Aim a → According to the mention detection documentation, what does the find_mentions method return?

Document text →
Mention detection

`MentionDetection(base_url, wiki_version)`

Bases: MentionDetectionBase

Class responsible for mention detection.

Source code in /home/docs/checkouts/readthedocs.org/user_builds/rel/envs/latest/lib/python3.7/site-packages/REL/mention_detection.py

def __init__(self, base_url, wiki_version):
    self.cnt_exact = 0
    self.cnt_partial = 0
    self.cnt_total = 0

    super().__init__(base_url, wiki_version)

`find_mentions(dataset, tagger=None)`

Responsible for finding mentions given a set of documents in a batch-wise manner. More specifically, it returns the mention, its left/right context and a set of candidates.

Returns:

–

Dictionary with mentions per document.

Source code in /home/docs/checkouts/readthedocs.org/user_builds/rel/envs/latest/lib/python3.7/site-packages/REL/mention_detection.py

def find_mentions(self, dataset, tagger=None):
    """
    Responsible for finding mentions given a set of documents in a batch-wise manner. More specifically,
    it returns the mention, its left/right context and a set of candidates.
    :return: Dictionary with mentions per document.
    """
    if tagger is None:
        raise Exception(
            "No NER tagger is set, but you are attempting to perform Mention Detection.."
        )
    # Verify if Flair, else ngram or custom.
    is_flair = isinstance(tagger, SequenceTagger)
    dataset_sentences_raw, processed_sentences, splits = self.split_text(
        dataset, is_flair
    )
    results = {}
    total_ment = 0
    if is_flair:
        tagger.predict(processed_sentences)
    for i, doc in enumerate(dataset_sentences_raw):
        contents = dataset_sentences_raw[doc]
        raw_text = dataset[doc][0]
        sentences_doc = [v[0] for v in contents.values()]
        sentences = processed_sentences[splits[i] : splits[i + 1]]
        result_doc = []
        cum_sent_length = 0
        offset = 0
        for (idx_sent, (sentence, ground_truth_sentence)), snt in zip(
            contents.items(), sentences
        ):
            # Only include offset if using Flair.

Input rows →
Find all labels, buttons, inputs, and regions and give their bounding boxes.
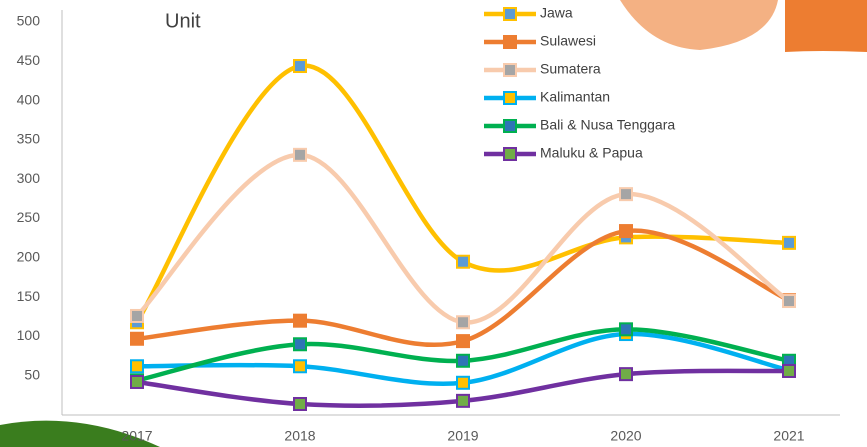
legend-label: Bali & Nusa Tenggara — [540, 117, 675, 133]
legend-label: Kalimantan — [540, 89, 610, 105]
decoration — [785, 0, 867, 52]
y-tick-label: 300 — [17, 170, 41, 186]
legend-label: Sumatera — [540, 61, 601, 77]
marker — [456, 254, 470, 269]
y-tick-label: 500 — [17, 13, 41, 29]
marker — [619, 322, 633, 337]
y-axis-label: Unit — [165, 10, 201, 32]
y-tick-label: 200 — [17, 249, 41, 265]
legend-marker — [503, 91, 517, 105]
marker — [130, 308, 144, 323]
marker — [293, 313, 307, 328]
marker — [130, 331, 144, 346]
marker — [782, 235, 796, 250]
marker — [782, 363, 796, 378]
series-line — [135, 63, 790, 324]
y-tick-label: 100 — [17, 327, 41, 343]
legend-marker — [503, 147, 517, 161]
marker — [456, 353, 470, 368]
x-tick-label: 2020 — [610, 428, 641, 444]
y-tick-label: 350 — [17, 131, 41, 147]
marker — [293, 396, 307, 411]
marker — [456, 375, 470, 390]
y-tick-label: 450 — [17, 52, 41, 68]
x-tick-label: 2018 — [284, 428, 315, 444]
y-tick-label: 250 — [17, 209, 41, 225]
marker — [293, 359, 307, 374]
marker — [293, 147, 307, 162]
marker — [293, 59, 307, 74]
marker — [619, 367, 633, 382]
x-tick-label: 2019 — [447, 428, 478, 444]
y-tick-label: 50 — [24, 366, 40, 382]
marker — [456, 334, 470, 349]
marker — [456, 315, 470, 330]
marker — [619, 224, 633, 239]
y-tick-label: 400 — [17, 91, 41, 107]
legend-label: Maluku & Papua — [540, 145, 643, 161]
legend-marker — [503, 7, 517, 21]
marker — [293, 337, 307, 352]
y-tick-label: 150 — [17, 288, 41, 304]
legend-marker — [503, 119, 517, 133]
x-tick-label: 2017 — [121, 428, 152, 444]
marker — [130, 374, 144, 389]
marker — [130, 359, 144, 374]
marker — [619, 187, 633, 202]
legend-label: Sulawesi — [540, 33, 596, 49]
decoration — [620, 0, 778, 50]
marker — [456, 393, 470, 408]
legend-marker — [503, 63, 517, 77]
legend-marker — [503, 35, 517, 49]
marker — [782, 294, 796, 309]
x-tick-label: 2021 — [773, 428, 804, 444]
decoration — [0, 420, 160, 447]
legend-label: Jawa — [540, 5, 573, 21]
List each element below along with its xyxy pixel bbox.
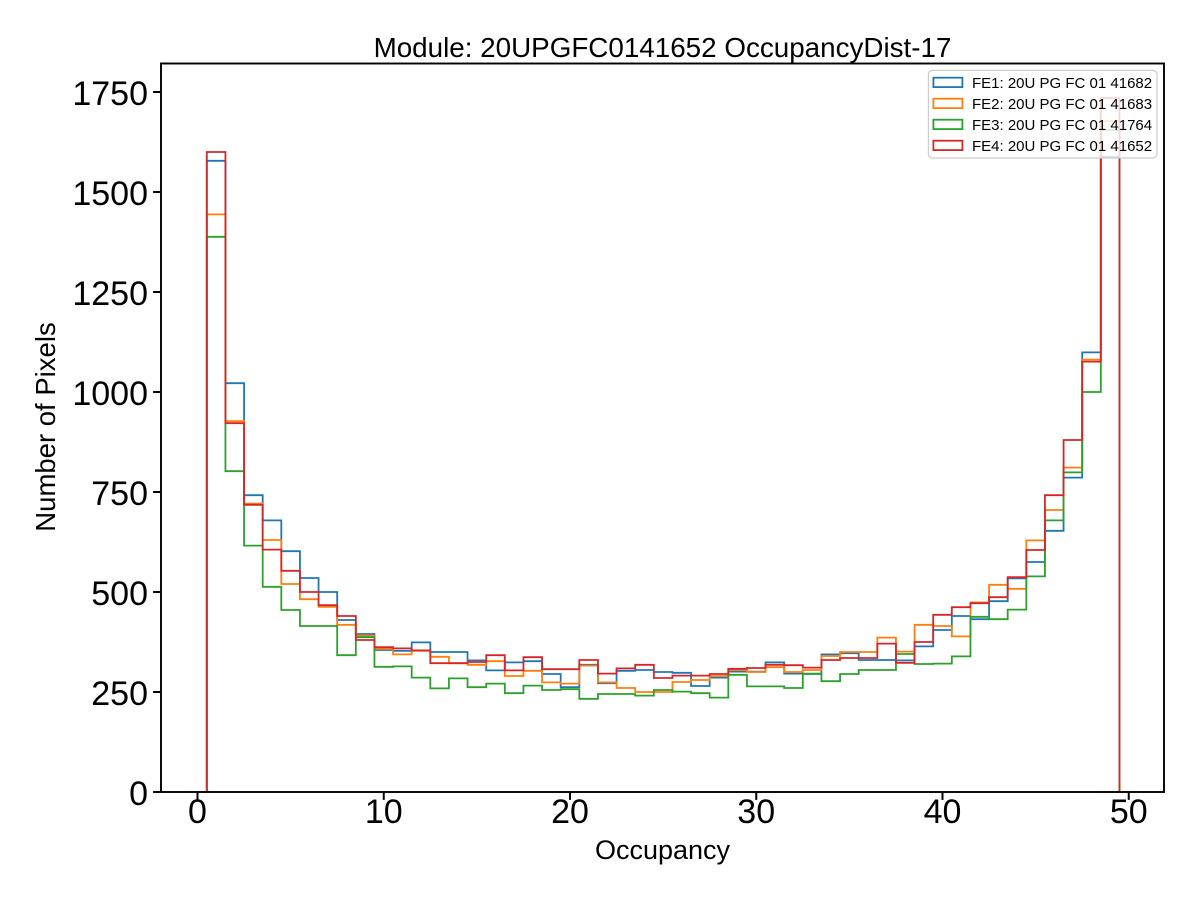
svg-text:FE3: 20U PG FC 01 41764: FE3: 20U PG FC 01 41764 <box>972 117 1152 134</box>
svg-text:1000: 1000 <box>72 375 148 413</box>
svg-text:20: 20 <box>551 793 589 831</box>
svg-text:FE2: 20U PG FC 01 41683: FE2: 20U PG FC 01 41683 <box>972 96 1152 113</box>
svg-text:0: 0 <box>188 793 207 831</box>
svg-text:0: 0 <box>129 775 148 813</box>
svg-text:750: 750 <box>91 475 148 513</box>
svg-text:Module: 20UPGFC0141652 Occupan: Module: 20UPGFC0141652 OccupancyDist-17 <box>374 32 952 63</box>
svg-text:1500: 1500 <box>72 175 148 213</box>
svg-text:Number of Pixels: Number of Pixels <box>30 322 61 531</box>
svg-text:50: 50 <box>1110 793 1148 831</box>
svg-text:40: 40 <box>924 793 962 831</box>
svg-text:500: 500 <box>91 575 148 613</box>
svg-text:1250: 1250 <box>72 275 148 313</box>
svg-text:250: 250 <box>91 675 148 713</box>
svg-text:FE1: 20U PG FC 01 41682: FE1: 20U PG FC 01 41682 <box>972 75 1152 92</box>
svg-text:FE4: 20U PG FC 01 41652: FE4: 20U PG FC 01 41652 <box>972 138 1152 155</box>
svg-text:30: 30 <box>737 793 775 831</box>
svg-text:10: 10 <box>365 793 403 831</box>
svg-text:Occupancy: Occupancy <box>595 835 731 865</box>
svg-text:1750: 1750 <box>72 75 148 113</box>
--
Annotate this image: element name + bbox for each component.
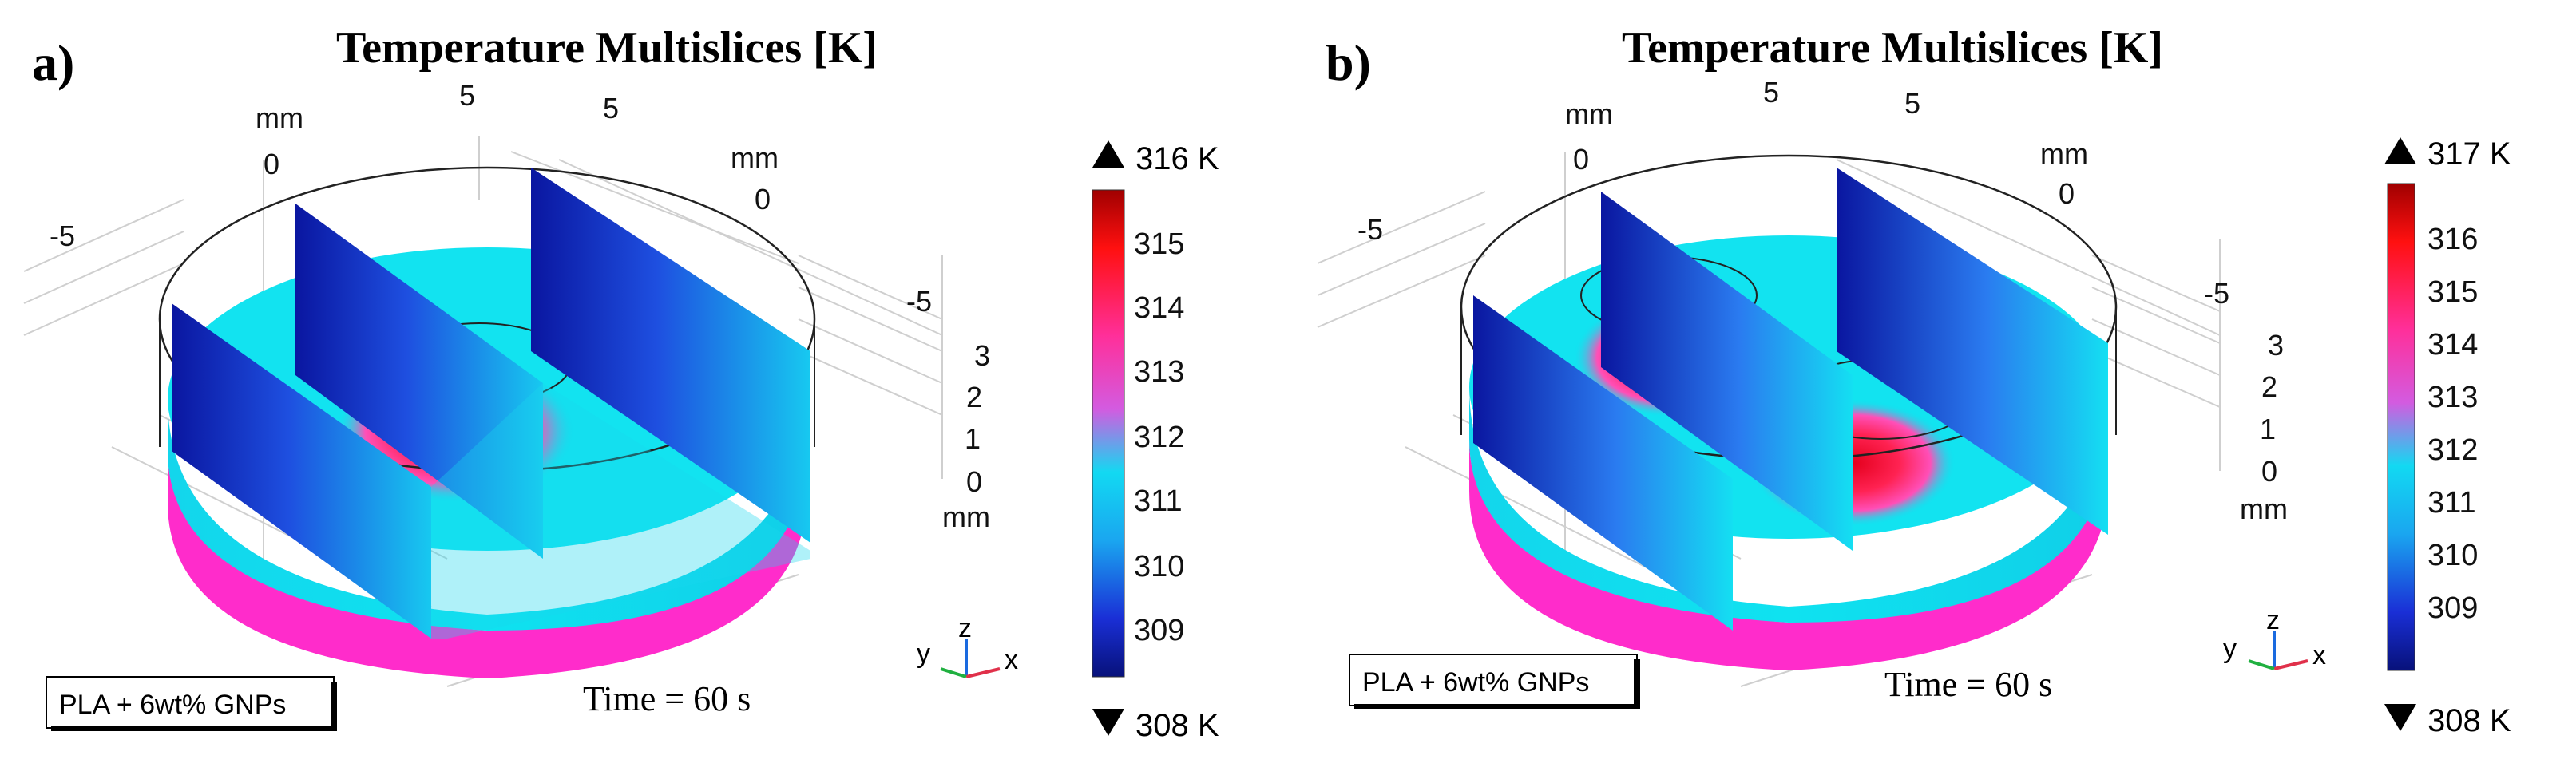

Aim b → In the entries, transcribe everything from the line containing "Find all labels, buttons, inputs, and" down to the line containing "marker — [293, 359, 307, 374]", with both of those lines included. Leave out the picture placeholders.

Worked solution a → A dictionary with mentions per document.

Worked solution b →
Find all labels, buttons, inputs, and regions and give their bounding boxes.
legend-label: Bali & Nusa Tenggara — [540, 117, 675, 133]
legend-label: Kalimantan — [540, 89, 610, 105]
decoration — [785, 0, 867, 52]
y-tick-label: 300 — [17, 170, 41, 186]
legend-label: Sumatera — [540, 61, 601, 77]
marker — [456, 254, 470, 269]
y-tick-label: 500 — [17, 13, 41, 29]
marker — [619, 322, 633, 337]
y-axis-label: Unit — [165, 10, 201, 32]
y-tick-label: 200 — [17, 249, 41, 265]
legend-marker — [503, 91, 517, 105]
marker — [130, 308, 144, 323]
marker — [293, 313, 307, 328]
marker — [130, 331, 144, 346]
marker — [782, 235, 796, 250]
marker — [782, 363, 796, 378]
series-line — [135, 63, 790, 324]
y-tick-label: 100 — [17, 327, 41, 343]
legend-marker — [503, 147, 517, 161]
marker — [456, 353, 470, 368]
x-tick-label: 2020 — [610, 428, 641, 444]
y-tick-label: 350 — [17, 131, 41, 147]
marker — [293, 396, 307, 411]
marker — [456, 375, 470, 390]
y-tick-label: 450 — [17, 52, 41, 68]
x-tick-label: 2018 — [284, 428, 315, 444]
y-tick-label: 250 — [17, 209, 41, 225]
marker — [293, 359, 307, 374]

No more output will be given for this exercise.